Given task
Read through the data and report every line in which the word "this" occurs.

Data entries

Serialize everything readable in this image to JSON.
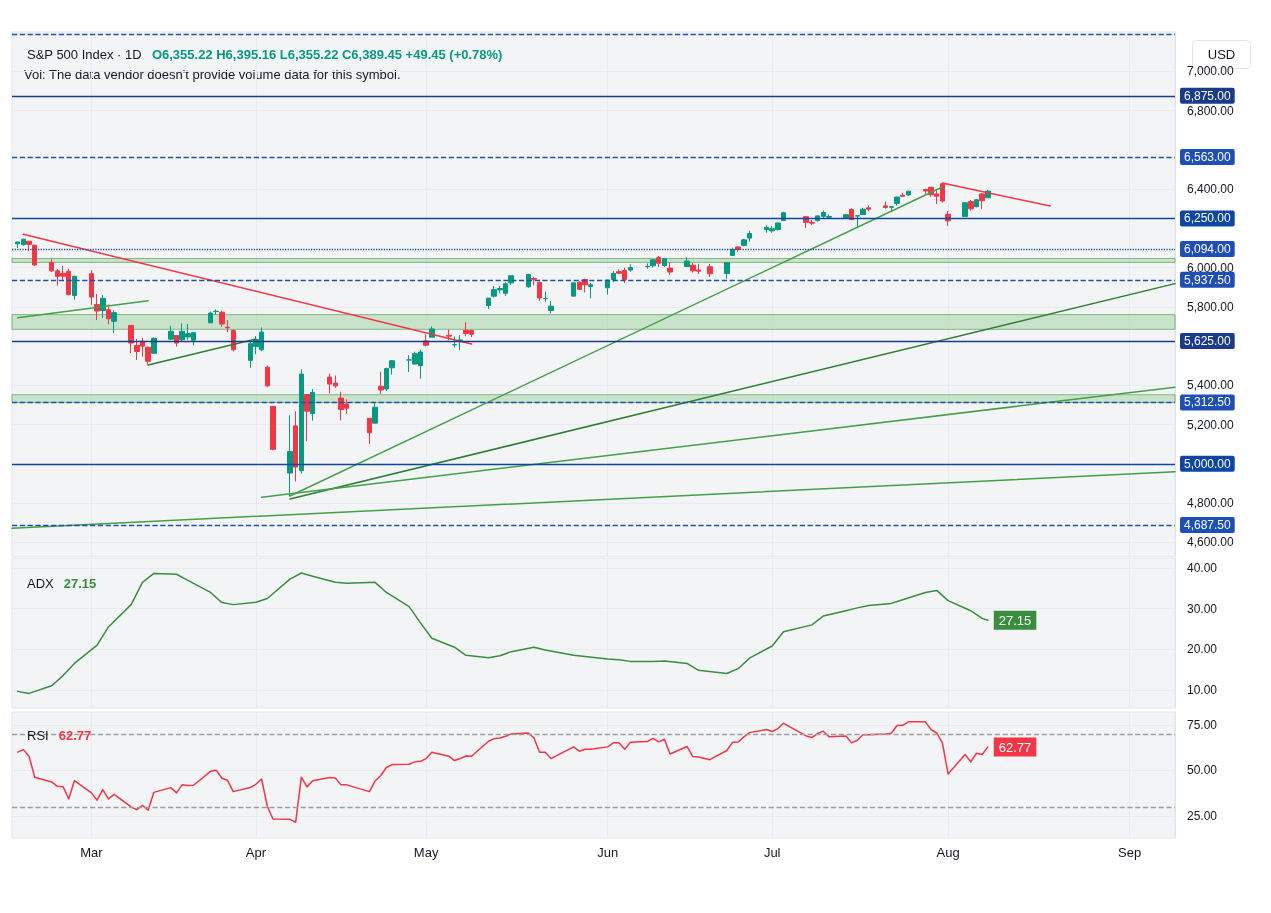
{
  "chart_data": [
    {
      "type": "candlestick",
      "title": "S&P 500 Index · 1D",
      "subtitle": "O6,355.22 H6,395.16 L6,355.22 C6,389.45 +49.45 (+0.78%)",
      "ylabel": "USD",
      "annotations": [
        "Vol: The data vendor doesn't provide volume data for this symbol."
      ],
      "x": [
        "--02-18",
        "--02-19",
        "--02-20",
        "--02-21",
        "--02-24",
        "--02-25",
        "--02-26",
        "--02-27",
        "--02-28",
        "--03-03",
        "--03-04",
        "--03-05",
        "--03-06",
        "--03-07",
        "--03-10",
        "--03-11",
        "--03-12",
        "--03-13",
        "--03-14",
        "--03-17",
        "--03-18",
        "--03-19",
        "--03-20",
        "--03-21",
        "--03-24",
        "--03-25",
        "--03-26",
        "--03-27",
        "--03-28",
        "--03-31",
        "--04-01",
        "--04-02",
        "--04-03",
        "--04-04",
        "--04-07",
        "--04-08",
        "--04-09",
        "--04-10",
        "--04-11",
        "--04-14",
        "--04-15",
        "--04-16",
        "--04-17",
        "--04-21",
        "--04-22",
        "--04-23",
        "--04-24",
        "--04-25",
        "--04-28",
        "--04-29",
        "--04-30",
        "--05-01",
        "--05-02",
        "--05-05",
        "--05-06",
        "--05-07",
        "--05-08",
        "--05-09",
        "--05-12",
        "--05-13",
        "--05-14",
        "--05-15",
        "--05-16",
        "--05-19",
        "--05-20",
        "--05-21",
        "--05-22",
        "--05-23",
        "--05-27",
        "--05-28",
        "--05-29",
        "--05-30",
        "--06-02",
        "--06-03",
        "--06-04",
        "--06-05",
        "--06-06",
        "--06-09",
        "--06-10",
        "--06-11",
        "--06-12",
        "--06-13",
        "--06-16",
        "--06-17",
        "--06-18",
        "--06-20",
        "--06-23",
        "--06-24",
        "--06-25",
        "--06-26",
        "--06-27",
        "--06-30",
        "--07-01",
        "--07-02",
        "--07-03",
        "--07-07",
        "--07-08",
        "--07-09",
        "--07-10",
        "--07-11",
        "--07-14",
        "--07-15",
        "--07-16",
        "--07-17",
        "--07-18",
        "--07-21",
        "--07-22",
        "--07-23",
        "--07-24",
        "--07-25",
        "--07-28",
        "--07-29",
        "--07-30",
        "--07-31",
        "--08-01",
        "--08-04",
        "--08-05",
        "--08-06",
        "--08-07",
        "--08-08"
      ],
      "ohlc": [
        [
          6121,
          6131,
          6099,
          6130
        ],
        [
          6117,
          6147,
          6111,
          6144
        ],
        [
          6134,
          6134,
          6084,
          6118
        ],
        [
          6114,
          6114,
          6009,
          6013
        ],
        [
          6026,
          6044,
          5977,
          5983
        ],
        [
          5983,
          5992,
          5908,
          5955
        ],
        [
          5970,
          6009,
          5932,
          5956
        ],
        [
          5981,
          5994,
          5858,
          5862
        ],
        [
          5857,
          5959,
          5837,
          5955
        ],
        [
          5968,
          5986,
          5810,
          5850
        ],
        [
          5811,
          5865,
          5732,
          5778
        ],
        [
          5781,
          5860,
          5743,
          5843
        ],
        [
          5785,
          5812,
          5711,
          5739
        ],
        [
          5726,
          5783,
          5666,
          5770
        ],
        [
          5705,
          5705,
          5564,
          5615
        ],
        [
          5603,
          5636,
          5529,
          5572
        ],
        [
          5624,
          5642,
          5546,
          5599
        ],
        [
          5594,
          5597,
          5505,
          5522
        ],
        [
          5563,
          5645,
          5563,
          5639
        ],
        [
          5635,
          5703,
          5630,
          5675
        ],
        [
          5654,
          5654,
          5597,
          5615
        ],
        [
          5632,
          5715,
          5622,
          5675
        ],
        [
          5646,
          5712,
          5631,
          5663
        ],
        [
          5630,
          5670,
          5603,
          5668
        ],
        [
          5718,
          5776,
          5718,
          5768
        ],
        [
          5776,
          5786,
          5760,
          5777
        ],
        [
          5772,
          5780,
          5698,
          5712
        ],
        [
          5696,
          5732,
          5670,
          5693
        ],
        [
          5679,
          5685,
          5572,
          5581
        ],
        [
          5527,
          5621,
          5489,
          5612
        ],
        [
          5597,
          5651,
          5558,
          5633
        ],
        [
          5581,
          5695,
          5574,
          5671
        ],
        [
          5492,
          5500,
          5390,
          5397
        ],
        [
          5292,
          5292,
          5069,
          5074
        ],
        [
          4953,
          5247,
          4835,
          5062
        ],
        [
          5193,
          5267,
          4910,
          4983
        ],
        [
          4965,
          5481,
          4950,
          5457
        ],
        [
          5353,
          5353,
          5115,
          5268
        ],
        [
          5256,
          5381,
          5220,
          5363
        ],
        [
          5442,
          5459,
          5358,
          5406
        ],
        [
          5411,
          5450,
          5387,
          5397
        ],
        [
          5335,
          5367,
          5221,
          5276
        ],
        [
          5305,
          5328,
          5255,
          5283
        ],
        [
          5232,
          5232,
          5101,
          5158
        ],
        [
          5207,
          5309,
          5207,
          5288
        ],
        [
          5395,
          5469,
          5355,
          5376
        ],
        [
          5381,
          5490,
          5371,
          5485
        ],
        [
          5489,
          5528,
          5455,
          5525
        ],
        [
          5529,
          5553,
          5468,
          5529
        ],
        [
          5508,
          5571,
          5505,
          5561
        ],
        [
          5500,
          5581,
          5434,
          5569
        ],
        [
          5626,
          5659,
          5597,
          5604
        ],
        [
          5645,
          5700,
          5645,
          5687
        ],
        [
          5655,
          5684,
          5629,
          5650
        ],
        [
          5606,
          5649,
          5592,
          5607
        ],
        [
          5627,
          5655,
          5579,
          5631
        ],
        [
          5680,
          5720,
          5650,
          5664
        ],
        [
          5679,
          5683,
          5645,
          5660
        ],
        [
          5807,
          5845,
          5788,
          5844
        ],
        [
          5854,
          5906,
          5847,
          5887
        ],
        [
          5886,
          5906,
          5868,
          5893
        ],
        [
          5869,
          5925,
          5855,
          5917
        ],
        [
          5922,
          5959,
          5911,
          5958
        ],
        [
          5902,
          5968,
          5896,
          5964
        ],
        [
          5944,
          5953,
          5909,
          5940
        ],
        [
          5924,
          5938,
          5831,
          5845
        ],
        [
          5841,
          5878,
          5825,
          5842
        ],
        [
          5781,
          5829,
          5767,
          5803
        ],
        [
          5854,
          5922,
          5854,
          5922
        ],
        [
          5925,
          5929,
          5886,
          5889
        ],
        [
          5939,
          5943,
          5873,
          5912
        ],
        [
          5903,
          5922,
          5843,
          5912
        ],
        [
          5897,
          5938,
          5862,
          5936
        ],
        [
          5938,
          5981,
          5926,
          5970
        ],
        [
          5979,
          5990,
          5966,
          5971
        ],
        [
          5985,
          5999,
          5921,
          5939
        ],
        [
          5987,
          6017,
          5978,
          6000
        ],
        [
          6004,
          6021,
          5994,
          6006
        ],
        [
          6009,
          6043,
          6000,
          6039
        ],
        [
          6050,
          6059,
          6003,
          6022
        ],
        [
          6010,
          6045,
          6003,
          6045
        ],
        [
          5997,
          6026,
          5963,
          5977
        ],
        [
          6005,
          6051,
          6005,
          6033
        ],
        [
          6012,
          6024,
          5974,
          5983
        ],
        [
          5987,
          6019,
          5967,
          5981
        ],
        [
          6004,
          6018,
          5952,
          5968
        ],
        [
          5970,
          6028,
          5943,
          6025
        ],
        [
          6061,
          6101,
          6060,
          6092
        ],
        [
          6105,
          6108,
          6079,
          6092
        ],
        [
          6113,
          6146,
          6107,
          6141
        ],
        [
          6150,
          6187,
          6132,
          6173
        ],
        [
          6193,
          6215,
          6178,
          6205
        ],
        [
          6187,
          6211,
          6177,
          6198
        ],
        [
          6194,
          6227,
          6188,
          6227
        ],
        [
          6240,
          6284,
          6240,
          6279
        ],
        [
          6259,
          6263,
          6201,
          6230
        ],
        [
          6230,
          6242,
          6217,
          6226
        ],
        [
          6239,
          6265,
          6234,
          6263
        ],
        [
          6261,
          6290,
          6251,
          6280
        ],
        [
          6256,
          6270,
          6247,
          6260
        ],
        [
          6255,
          6273,
          6251,
          6269
        ],
        [
          6295,
          6302,
          6242,
          6244
        ],
        [
          6262,
          6266,
          6201,
          6264
        ],
        [
          6270,
          6304,
          6268,
          6297
        ],
        [
          6304,
          6316,
          6286,
          6297
        ],
        [
          6314,
          6336,
          6300,
          6306
        ],
        [
          6307,
          6310,
          6282,
          6310
        ],
        [
          6327,
          6359,
          6315,
          6359
        ],
        [
          6368,
          6381,
          6360,
          6363
        ],
        [
          6370,
          6390,
          6365,
          6389
        ],
        [
          6398,
          6401,
          6375,
          6390
        ],
        [
          6409,
          6409,
          6360,
          6371
        ],
        [
          6375,
          6392,
          6323,
          6363
        ],
        [
          6427,
          6428,
          6331,
          6339
        ],
        [
          6271,
          6288,
          6212,
          6238
        ],
        [
          6260,
          6330,
          6260,
          6330
        ],
        [
          6336,
          6344,
          6289,
          6299
        ],
        [
          6310,
          6349,
          6306,
          6345
        ],
        [
          6375,
          6380,
          6299,
          6340
        ],
        [
          6355.22,
          6395.16,
          6355.22,
          6389.45
        ]
      ],
      "series": [
        {
          "type": "line",
          "color": "#f23645",
          "x": [
            "--02-19",
            "--05-09"
          ],
          "values": [
            6169,
            5610
          ]
        },
        {
          "type": "line",
          "color": "#f23645",
          "x": [
            "--07-31",
            "--08-19"
          ],
          "values": [
            6431,
            6313
          ]
        },
        {
          "type": "line",
          "color": "#43a047",
          "x": [
            "--04-07",
            "--07-31"
          ],
          "values": [
            4836,
            6410
          ]
        },
        {
          "type": "line",
          "color": "#2e7d32",
          "x": [
            "--04-07",
            "--09-10"
          ],
          "values": [
            4821,
            5918
          ]
        },
        {
          "type": "line",
          "color": "#43a047",
          "x": [
            "--04-02",
            "--09-10"
          ],
          "values": [
            4830,
            5390
          ]
        },
        {
          "type": "line",
          "color": "#43a047",
          "x": [
            "--02-17",
            "--09-10"
          ],
          "values": [
            4672,
            4959
          ]
        },
        {
          "type": "line",
          "color": "#43a047",
          "x": [
            "--02-18",
            "--03-13"
          ],
          "values": [
            5744,
            5831
          ]
        },
        {
          "type": "line",
          "color": "#2e7d32",
          "x": [
            "--03-13",
            "--04-01"
          ],
          "values": [
            5503,
            5636
          ]
        }
      ],
      "xlim": [
        "--02-17",
        "--09-10"
      ],
      "xticks": [
        {
          "value": "--03-03",
          "label": null
        },
        {
          "value": "--04-01",
          "label": null
        },
        {
          "value": "--05-01",
          "label": null
        },
        {
          "value": "--06-02",
          "label": null
        },
        {
          "value": "--07-01",
          "label": null
        },
        {
          "value": "--08-01",
          "label": null
        },
        {
          "value": "--09-02",
          "label": null
        }
      ],
      "ylim": [
        4525,
        7200
      ],
      "yticks": [
        {
          "value": 4600,
          "label": "4,600.00"
        },
        {
          "value": 4800,
          "label": "4,800.00"
        },
        {
          "value": 5200,
          "label": "5,200.00"
        },
        {
          "value": 5400,
          "label": "5,400.00"
        },
        {
          "value": 5800,
          "label": "5,800.00"
        },
        {
          "value": 6000,
          "label": "6,000.00"
        },
        {
          "value": 6400,
          "label": "6,400.00"
        },
        {
          "value": 6800,
          "label": "6,800.00"
        },
        {
          "value": 7000,
          "label": "7,000.00"
        }
      ],
      "ref_lines": [
        {
          "axis": "y",
          "value": 7187.5,
          "label": null,
          "color": "#1e4fb4",
          "line_style": "dashed"
        },
        {
          "axis": "y",
          "value": 6875,
          "label": "6,875.00",
          "color": "#1a3a8a",
          "line_style": "solid"
        },
        {
          "axis": "y",
          "value": 6563,
          "label": "6,563.00",
          "color": "#1e4fb4",
          "line_style": "dashed"
        },
        {
          "axis": "y",
          "value": 6250,
          "label": "6,250.00",
          "color": "#0d47a1",
          "line_style": "solid"
        },
        {
          "axis": "y",
          "value": 6094,
          "label": "6,094.00",
          "color": "#1e4fb4",
          "line_style": "dotted"
        },
        {
          "axis": "y",
          "value": 5937.5,
          "label": "5,937.50",
          "color": "#1e4fb4",
          "line_style": "dashed"
        },
        {
          "axis": "y",
          "value": 5625,
          "label": "5,625.00",
          "color": "#1a3a8a",
          "line_style": "solid"
        },
        {
          "axis": "y",
          "value": 5312.5,
          "label": "5,312.50",
          "color": "#1e4fb4",
          "line_style": "dashed"
        },
        {
          "axis": "y",
          "value": 5000,
          "label": "5,000.00",
          "color": "#0d47a1",
          "line_style": "solid"
        },
        {
          "axis": "y",
          "value": 4687.5,
          "label": "4,687.50",
          "color": "#1e4fb4",
          "line_style": "dashed"
        }
      ],
      "bands": [
        {
          "axis": "y",
          "from": 6026,
          "to": 6046,
          "color": "#a5d6a7"
        },
        {
          "axis": "y",
          "from": 5685,
          "to": 5760,
          "color": "#a5d6a7"
        },
        {
          "axis": "y",
          "from": 5312,
          "to": 5352,
          "color": "#a5d6a7"
        }
      ],
      "grid": true,
      "tick_labels": "y"
    },
    {
      "type": "line",
      "title": "ADX",
      "subtitle": "27.15",
      "color": "#388e3c",
      "x": [
        "--02-18",
        "--02-20",
        "--02-24",
        "--02-26",
        "--02-28",
        "--03-04",
        "--03-06",
        "--03-10",
        "--03-12",
        "--03-14",
        "--03-18",
        "--03-20",
        "--03-24",
        "--03-26",
        "--03-28",
        "--04-01",
        "--04-03",
        "--04-07",
        "--04-09",
        "--04-11",
        "--04-15",
        "--04-17",
        "--04-22",
        "--04-24",
        "--04-28",
        "--04-30",
        "--05-02",
        "--05-06",
        "--05-08",
        "--05-12",
        "--05-14",
        "--05-16",
        "--05-20",
        "--05-22",
        "--05-27",
        "--05-29",
        "--06-02",
        "--06-04",
        "--06-06",
        "--06-10",
        "--06-12",
        "--06-16",
        "--06-18",
        "--06-23",
        "--06-25",
        "--06-27",
        "--07-01",
        "--07-03",
        "--07-08",
        "--07-10",
        "--07-14",
        "--07-16",
        "--07-18",
        "--07-22",
        "--07-24",
        "--07-28",
        "--07-30",
        "--08-01",
        "--08-05",
        "--08-07",
        "--08-08"
      ],
      "values": [
        9.6,
        9.1,
        11,
        13.5,
        16.5,
        21,
        25.5,
        31,
        36.5,
        38.7,
        38.5,
        37,
        34,
        31.5,
        31,
        31.6,
        32.5,
        37.3,
        38.8,
        38,
        36.5,
        36.3,
        36.5,
        34,
        30.5,
        26.5,
        22.7,
        20.5,
        18.5,
        17.9,
        18.4,
        19.4,
        20.5,
        19.8,
        18.5,
        18.2,
        17.6,
        17.4,
        17,
        17,
        17.1,
        16.5,
        14.8,
        14,
        15.2,
        17.8,
        20.8,
        24.3,
        26,
        28.2,
        29.5,
        30.2,
        30.8,
        31.3,
        32.2,
        34,
        34.5,
        32,
        29.5,
        27.6,
        27.15
      ],
      "value_labels": [
        null,
        null,
        null,
        null,
        null,
        null,
        null,
        null,
        null,
        null,
        null,
        null,
        null,
        null,
        null,
        null,
        null,
        null,
        null,
        null,
        null,
        null,
        null,
        null,
        null,
        null,
        null,
        null,
        null,
        null,
        null,
        null,
        null,
        null,
        null,
        null,
        null,
        null,
        null,
        null,
        null,
        null,
        null,
        null,
        null,
        null,
        null,
        null,
        null,
        null,
        null,
        null,
        null,
        null,
        null,
        null,
        null,
        null,
        null,
        null,
        "27.15"
      ],
      "xlim": [
        "--02-17",
        "--09-10"
      ],
      "xticks": [
        {
          "value": "--03-03",
          "label": null
        },
        {
          "value": "--04-01",
          "label": null
        },
        {
          "value": "--05-01",
          "label": null
        },
        {
          "value": "--06-02",
          "label": null
        },
        {
          "value": "--07-01",
          "label": null
        },
        {
          "value": "--08-01",
          "label": null
        },
        {
          "value": "--09-02",
          "label": null
        }
      ],
      "ylim": [
        5.5,
        42.5
      ],
      "yticks": [
        {
          "value": 10,
          "label": "10.00"
        },
        {
          "value": 20,
          "label": "20.00"
        },
        {
          "value": 30,
          "label": "30.00"
        },
        {
          "value": 40,
          "label": "40.00"
        }
      ],
      "grid": true,
      "tick_labels": "y"
    },
    {
      "type": "line",
      "title": "RSI",
      "subtitle": "62.77",
      "color": "#f23645",
      "x": [
        "--02-18",
        "--02-19",
        "--02-20",
        "--02-21",
        "--02-24",
        "--02-25",
        "--02-26",
        "--02-27",
        "--02-28",
        "--03-03",
        "--03-04",
        "--03-05",
        "--03-06",
        "--03-07",
        "--03-10",
        "--03-11",
        "--03-12",
        "--03-13",
        "--03-14",
        "--03-17",
        "--03-18",
        "--03-19",
        "--03-20",
        "--03-21",
        "--03-24",
        "--03-25",
        "--03-26",
        "--03-27",
        "--03-28",
        "--03-31",
        "--04-01",
        "--04-02",
        "--04-03",
        "--04-04",
        "--04-07",
        "--04-08",
        "--04-09",
        "--04-10",
        "--04-11",
        "--04-14",
        "--04-15",
        "--04-16",
        "--04-17",
        "--04-21",
        "--04-22",
        "--04-23",
        "--04-24",
        "--04-25",
        "--04-28",
        "--04-29",
        "--04-30",
        "--05-01",
        "--05-02",
        "--05-05",
        "--05-06",
        "--05-07",
        "--05-08",
        "--05-09",
        "--05-12",
        "--05-13",
        "--05-14",
        "--05-15",
        "--05-16",
        "--05-19",
        "--05-20",
        "--05-21",
        "--05-22",
        "--05-23",
        "--05-27",
        "--05-28",
        "--05-29",
        "--05-30",
        "--06-02",
        "--06-03",
        "--06-04",
        "--06-05",
        "--06-06",
        "--06-09",
        "--06-10",
        "--06-11",
        "--06-12",
        "--06-13",
        "--06-16",
        "--06-17",
        "--06-18",
        "--06-20",
        "--06-23",
        "--06-24",
        "--06-25",
        "--06-26",
        "--06-27",
        "--06-30",
        "--07-01",
        "--07-02",
        "--07-03",
        "--07-07",
        "--07-08",
        "--07-09",
        "--07-10",
        "--07-11",
        "--07-14",
        "--07-15",
        "--07-16",
        "--07-17",
        "--07-18",
        "--07-21",
        "--07-22",
        "--07-23",
        "--07-24",
        "--07-25",
        "--07-28",
        "--07-29",
        "--07-30",
        "--07-31",
        "--08-01",
        "--08-04",
        "--08-05",
        "--08-06",
        "--08-07",
        "--08-08"
      ],
      "values": [
        60.0,
        61.4,
        57.8,
        46.3,
        43.7,
        41.3,
        41.1,
        34.4,
        44.4,
        37.7,
        33.7,
        39.5,
        34.4,
        36.9,
        30.0,
        28.5,
        30.9,
        28.2,
        38.0,
        40.6,
        37.7,
        42.2,
        41.7,
        41.9,
        49.5,
        50.1,
        45.7,
        44.6,
        38.4,
        40.6,
        42.4,
        45.3,
        30.4,
        23.4,
        23.2,
        21.6,
        46.3,
        41.0,
        44.4,
        46.1,
        45.9,
        42.1,
        42.1,
        38.4,
        44.2,
        47.2,
        51.6,
        53.2,
        53.4,
        54.7,
        55.0,
        56.5,
        60.0,
        57.8,
        55.4,
        56.5,
        57.9,
        57.8,
        66.0,
        67.4,
        67.8,
        68.7,
        70.0,
        70.5,
        67.8,
        60.0,
        60.0,
        56.5,
        62.9,
        60.5,
        61.6,
        61.6,
        62.9,
        65.1,
        65.1,
        61.6,
        65.4,
        65.8,
        67.6,
        65.6,
        67.1,
        59.0,
        63.1,
        57.6,
        57.4,
        55.9,
        60.9,
        65.4,
        65.6,
        68.4,
        70.7,
        72.4,
        71.3,
        72.9,
        75.8,
        68.9,
        68.0,
        70.2,
        71.5,
        68.5,
        68.9,
        65.1,
        66.5,
        69.5,
        69.5,
        70.0,
        70.4,
        74.6,
        74.7,
        76.6,
        76.6,
        72.4,
        70.5,
        65.1,
        48.1,
        58.7,
        54.7,
        59.4,
        58.7,
        62.77
      ],
      "value_labels": [
        null,
        null,
        null,
        null,
        null,
        null,
        null,
        null,
        null,
        null,
        null,
        null,
        null,
        null,
        null,
        null,
        null,
        null,
        null,
        null,
        null,
        null,
        null,
        null,
        null,
        null,
        null,
        null,
        null,
        null,
        null,
        null,
        null,
        null,
        null,
        null,
        null,
        null,
        null,
        null,
        null,
        null,
        null,
        null,
        null,
        null,
        null,
        null,
        null,
        null,
        null,
        null,
        null,
        null,
        null,
        null,
        null,
        null,
        null,
        null,
        null,
        null,
        null,
        null,
        null,
        null,
        null,
        null,
        null,
        null,
        null,
        null,
        null,
        null,
        null,
        null,
        null,
        null,
        null,
        null,
        null,
        null,
        null,
        null,
        null,
        null,
        null,
        null,
        null,
        null,
        null,
        null,
        null,
        null,
        null,
        null,
        null,
        null,
        null,
        null,
        null,
        null,
        null,
        null,
        null,
        null,
        null,
        null,
        null,
        null,
        null,
        null,
        null,
        null,
        null,
        null,
        null,
        null,
        null,
        "62.77"
      ],
      "xlim": [
        "--02-17",
        "--09-10"
      ],
      "xticks": [
        {
          "value": "--03-03",
          "label": "Mar"
        },
        {
          "value": "--04-01",
          "label": "Apr"
        },
        {
          "value": "--05-01",
          "label": "May"
        },
        {
          "value": "--06-02",
          "label": "Jun"
        },
        {
          "value": "--07-01",
          "label": "Jul"
        },
        {
          "value": "--08-01",
          "label": "Aug"
        },
        {
          "value": "--09-02",
          "label": "Sep"
        }
      ],
      "ylim": [
        13,
        82
      ],
      "yticks": [
        {
          "value": 25,
          "label": "25.00"
        },
        {
          "value": 50,
          "label": "50.00"
        },
        {
          "value": 75,
          "label": "75.00"
        }
      ],
      "ref_lines": [
        {
          "axis": "y",
          "value": 70,
          "label": null,
          "color": "#9e9e9e",
          "line_style": "dashed"
        },
        {
          "axis": "y",
          "value": 30,
          "label": null,
          "color": "#9e9e9e",
          "line_style": "dashed"
        }
      ],
      "grid": true
    }
  ]
}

In response
Serialize everything readable in this image to JSON.
        "Vol: The data vendor doesn't provide volume data for this symbol."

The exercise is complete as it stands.